### [Short exercise]
Could you write out every entry exactly as it stands?

-- start of Exercise data --

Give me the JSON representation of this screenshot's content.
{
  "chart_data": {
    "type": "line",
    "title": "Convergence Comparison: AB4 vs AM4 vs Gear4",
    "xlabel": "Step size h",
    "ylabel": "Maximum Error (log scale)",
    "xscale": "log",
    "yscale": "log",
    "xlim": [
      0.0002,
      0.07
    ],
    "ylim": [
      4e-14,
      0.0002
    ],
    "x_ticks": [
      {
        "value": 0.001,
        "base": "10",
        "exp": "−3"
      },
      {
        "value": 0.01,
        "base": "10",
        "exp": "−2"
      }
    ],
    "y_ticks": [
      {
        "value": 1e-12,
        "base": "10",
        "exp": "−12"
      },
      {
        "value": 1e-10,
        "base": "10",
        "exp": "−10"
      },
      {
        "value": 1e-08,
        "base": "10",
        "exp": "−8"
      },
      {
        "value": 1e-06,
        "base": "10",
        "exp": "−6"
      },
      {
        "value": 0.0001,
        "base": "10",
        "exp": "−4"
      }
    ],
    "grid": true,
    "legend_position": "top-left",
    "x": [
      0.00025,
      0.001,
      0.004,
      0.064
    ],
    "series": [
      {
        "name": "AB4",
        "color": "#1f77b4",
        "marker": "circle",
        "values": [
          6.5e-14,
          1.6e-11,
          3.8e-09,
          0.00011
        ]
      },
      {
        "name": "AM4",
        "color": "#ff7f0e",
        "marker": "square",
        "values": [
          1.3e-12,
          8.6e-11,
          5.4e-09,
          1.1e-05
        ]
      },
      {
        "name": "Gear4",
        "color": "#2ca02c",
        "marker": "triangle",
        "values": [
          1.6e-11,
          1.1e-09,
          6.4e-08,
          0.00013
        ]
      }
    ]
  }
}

-- end of Exercise data --

### [Solved exercise]
Give me the JSON representation of this screenshot's content.
{
  "chart_data": {
    "type": "line",
    "title": "Convergence Comparison: AB4 vs AM4 vs Gear4",
    "xlabel": "Step size h",
    "ylabel": "Maximum Error (log scale)",
    "xscale": "log",
    "yscale": "log",
    "xlim": [
      0.0002,
      0.07
    ],
    "ylim": [
      4e-14,
      0.0002
    ],
    "x_ticks": [
      {
        "value": 0.001,
        "base": "10",
        "exp": "−3"
      },
      {
        "value": 0.01,
        "base": "10",
        "exp": "−2"
      }
    ],
    "y_ticks": [
      {
        "value": 1e-12,
        "base": "10",
        "exp": "−12"
      },
      {
        "value": 1e-10,
        "base": "10",
        "exp": "−10"
      },
      {
        "value": 1e-08,
        "base": "10",
        "exp": "−8"
      },
      {
        "value": 1e-06,
        "base": "10",
        "exp": "−6"
      },
      {
        "value": 0.0001,
        "base": "10",
        "exp": "−4"
      }
    ],
    "grid": true,
    "legend_position": "top-left",
    "x": [
      0.00025,
      0.001,
      0.004,
      0.064
    ],
    "series": [
      {
        "name": "AB4",
        "color": "#1f77b4",
        "marker": "circle",
        "values": [
          6.5e-14,
          1.6e-11,
          3.8e-09,
          0.00011
        ]
      },
      {
        "name": "AM4",
        "color": "#ff7f0e",
        "marker": "square",
        "values": [
          1.3e-12,
          8.6e-11,
          5.4e-09,
          1.1e-05
        ]
      },
      {
        "name": "Gear4",
        "color": "#2ca02c",
        "marker": "triangle",
        "values": [
          1.6e-11,
          1.1e-09,
          6.4e-08,
          0.00013
        ]
      }
    ]
  }
}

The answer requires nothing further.